--- start RECORD EXCERPTS ---

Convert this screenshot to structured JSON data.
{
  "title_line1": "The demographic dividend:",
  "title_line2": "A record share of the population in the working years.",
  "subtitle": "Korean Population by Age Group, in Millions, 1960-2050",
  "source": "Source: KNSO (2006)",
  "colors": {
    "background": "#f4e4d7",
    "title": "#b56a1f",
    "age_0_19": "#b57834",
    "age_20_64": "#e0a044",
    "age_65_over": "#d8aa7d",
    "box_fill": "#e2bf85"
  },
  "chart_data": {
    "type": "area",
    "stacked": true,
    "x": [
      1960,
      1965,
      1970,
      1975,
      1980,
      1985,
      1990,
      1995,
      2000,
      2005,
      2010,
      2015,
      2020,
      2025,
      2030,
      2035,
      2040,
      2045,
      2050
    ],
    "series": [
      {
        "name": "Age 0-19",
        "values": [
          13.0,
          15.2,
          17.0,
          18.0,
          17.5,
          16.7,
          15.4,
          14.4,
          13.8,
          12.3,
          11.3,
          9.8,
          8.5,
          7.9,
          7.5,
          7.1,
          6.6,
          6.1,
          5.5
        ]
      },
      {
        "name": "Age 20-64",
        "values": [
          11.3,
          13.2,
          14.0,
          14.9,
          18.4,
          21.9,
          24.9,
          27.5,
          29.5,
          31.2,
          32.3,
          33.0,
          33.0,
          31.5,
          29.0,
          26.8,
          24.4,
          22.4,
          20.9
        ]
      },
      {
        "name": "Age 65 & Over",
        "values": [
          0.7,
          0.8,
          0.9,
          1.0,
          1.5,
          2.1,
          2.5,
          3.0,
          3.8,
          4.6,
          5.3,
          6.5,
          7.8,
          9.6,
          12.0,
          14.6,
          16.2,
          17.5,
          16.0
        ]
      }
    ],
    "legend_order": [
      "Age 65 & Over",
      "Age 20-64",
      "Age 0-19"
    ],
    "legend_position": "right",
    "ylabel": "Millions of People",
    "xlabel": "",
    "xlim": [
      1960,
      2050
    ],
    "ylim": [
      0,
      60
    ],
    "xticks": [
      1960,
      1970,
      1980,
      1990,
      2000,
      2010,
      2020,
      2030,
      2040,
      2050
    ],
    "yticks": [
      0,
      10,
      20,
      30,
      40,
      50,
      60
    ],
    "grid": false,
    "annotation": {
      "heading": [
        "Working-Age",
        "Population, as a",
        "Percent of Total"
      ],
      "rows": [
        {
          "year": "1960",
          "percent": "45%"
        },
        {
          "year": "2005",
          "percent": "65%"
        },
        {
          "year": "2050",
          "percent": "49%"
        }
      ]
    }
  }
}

--- end RECORD EXCERPTS ---

## PROMPT
Copy out every entry again, exactly as it was given.

## OUTPUT FOR THIS EXERCISE
Convert this screenshot to structured JSON data.
{
  "title_line1": "The demographic dividend:",
  "title_line2": "A record share of the population in the working years.",
  "subtitle": "Korean Population by Age Group, in Millions, 1960-2050",
  "source": "Source: KNSO (2006)",
  "colors": {
    "background": "#f4e4d7",
    "title": "#b56a1f",
    "age_0_19": "#b57834",
    "age_20_64": "#e0a044",
    "age_65_over": "#d8aa7d",
    "box_fill": "#e2bf85"
  },
  "chart_data": {
    "type": "area",
    "stacked": true,
    "x": [
      1960,
      1965,
      1970,
      1975,
      1980,
      1985,
      1990,
      1995,
      2000,
      2005,
      2010,
      2015,
      2020,
      2025,
      2030,
      2035,
      2040,
      2045,
      2050
    ],
    "series": [
      {
        "name": "Age 0-19",
        "values": [
          13.0,
          15.2,
          17.0,
          18.0,
          17.5,
          16.7,
          15.4,
          14.4,
          13.8,
          12.3,
          11.3,
          9.8,
          8.5,
          7.9,
          7.5,
          7.1,
          6.6,
          6.1,
          5.5
        ]
      },
      {
        "name": "Age 20-64",
        "values": [
          11.3,
          13.2,
          14.0,
          14.9,
          18.4,
          21.9,
          24.9,
          27.5,
          29.5,
          31.2,
          32.3,
          33.0,
          33.0,
          31.5,
          29.0,
          26.8,
          24.4,
          22.4,
          20.9
        ]
      },
      {
        "name": "Age 65 & Over",
        "values": [
          0.7,
          0.8,
          0.9,
          1.0,
          1.5,
          2.1,
          2.5,
          3.0,
          3.8,
          4.6,
          5.3,
          6.5,
          7.8,
          9.6,
          12.0,
          14.6,
          16.2,
          17.5,
          16.0
        ]
      }
    ],
    "legend_order": [
      "Age 65 & Over",
      "Age 20-64",
      "Age 0-19"
    ],
    "legend_position": "right",
    "ylabel": "Millions of People",
    "xlabel": "",
    "xlim": [
      1960,
      2050
    ],
    "ylim": [
      0,
      60
    ],
    "xticks": [
      1960,
      1970,
      1980,
      1990,
      2000,
      2010,
      2020,
      2030,
      2040,
      2050
    ],
    "yticks": [
      0,
      10,
      20,
      30,
      40,
      50,
      60
    ],
    "grid": false,
    "annotation": {
      "heading": [
        "Working-Age",
        "Population, as a",
        "Percent of Total"
      ],
      "rows": [
        {
          "year": "1960",
          "percent": "45%"
        },
        {
          "year": "2005",
          "percent": "65%"
        },
        {
          "year": "2050",
          "percent": "49%"
        }
      ]
    }
  }
}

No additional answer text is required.